====== INPUT

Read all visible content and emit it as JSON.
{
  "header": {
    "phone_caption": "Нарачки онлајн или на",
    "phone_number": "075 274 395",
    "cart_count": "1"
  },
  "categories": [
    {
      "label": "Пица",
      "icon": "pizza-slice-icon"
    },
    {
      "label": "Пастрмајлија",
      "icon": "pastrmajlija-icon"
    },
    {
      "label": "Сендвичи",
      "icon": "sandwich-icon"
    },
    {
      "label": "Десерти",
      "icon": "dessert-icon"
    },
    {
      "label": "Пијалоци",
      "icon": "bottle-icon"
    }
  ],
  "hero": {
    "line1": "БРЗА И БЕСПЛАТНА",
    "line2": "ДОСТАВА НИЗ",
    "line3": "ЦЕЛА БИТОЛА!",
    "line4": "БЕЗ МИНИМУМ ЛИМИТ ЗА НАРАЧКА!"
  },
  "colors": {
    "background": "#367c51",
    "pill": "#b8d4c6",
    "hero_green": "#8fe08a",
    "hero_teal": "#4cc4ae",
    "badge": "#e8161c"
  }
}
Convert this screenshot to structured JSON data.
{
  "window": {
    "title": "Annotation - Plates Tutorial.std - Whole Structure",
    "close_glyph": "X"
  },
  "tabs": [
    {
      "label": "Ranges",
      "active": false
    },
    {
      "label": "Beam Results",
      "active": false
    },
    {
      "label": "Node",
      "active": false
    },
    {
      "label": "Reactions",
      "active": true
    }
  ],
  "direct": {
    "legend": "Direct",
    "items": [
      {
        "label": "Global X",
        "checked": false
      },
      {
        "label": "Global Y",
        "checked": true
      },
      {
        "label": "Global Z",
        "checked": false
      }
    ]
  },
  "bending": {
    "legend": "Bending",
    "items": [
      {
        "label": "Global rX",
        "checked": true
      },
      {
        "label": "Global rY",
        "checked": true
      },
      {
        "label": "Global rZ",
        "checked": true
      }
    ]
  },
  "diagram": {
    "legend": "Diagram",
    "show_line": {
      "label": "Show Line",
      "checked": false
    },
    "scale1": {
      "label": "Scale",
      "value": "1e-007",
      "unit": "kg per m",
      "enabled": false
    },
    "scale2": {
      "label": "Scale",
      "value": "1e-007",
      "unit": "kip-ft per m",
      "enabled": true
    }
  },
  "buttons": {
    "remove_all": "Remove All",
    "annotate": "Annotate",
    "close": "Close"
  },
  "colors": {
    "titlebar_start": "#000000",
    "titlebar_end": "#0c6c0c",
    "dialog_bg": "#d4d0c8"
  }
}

============

◆ THE PROBLEM
Identify every line above that includes the word "legend", and show those lines.

◆ THE ANSWER
    "legend": "Direct",
    "legend": "Bending",
    "legend": "Diagram",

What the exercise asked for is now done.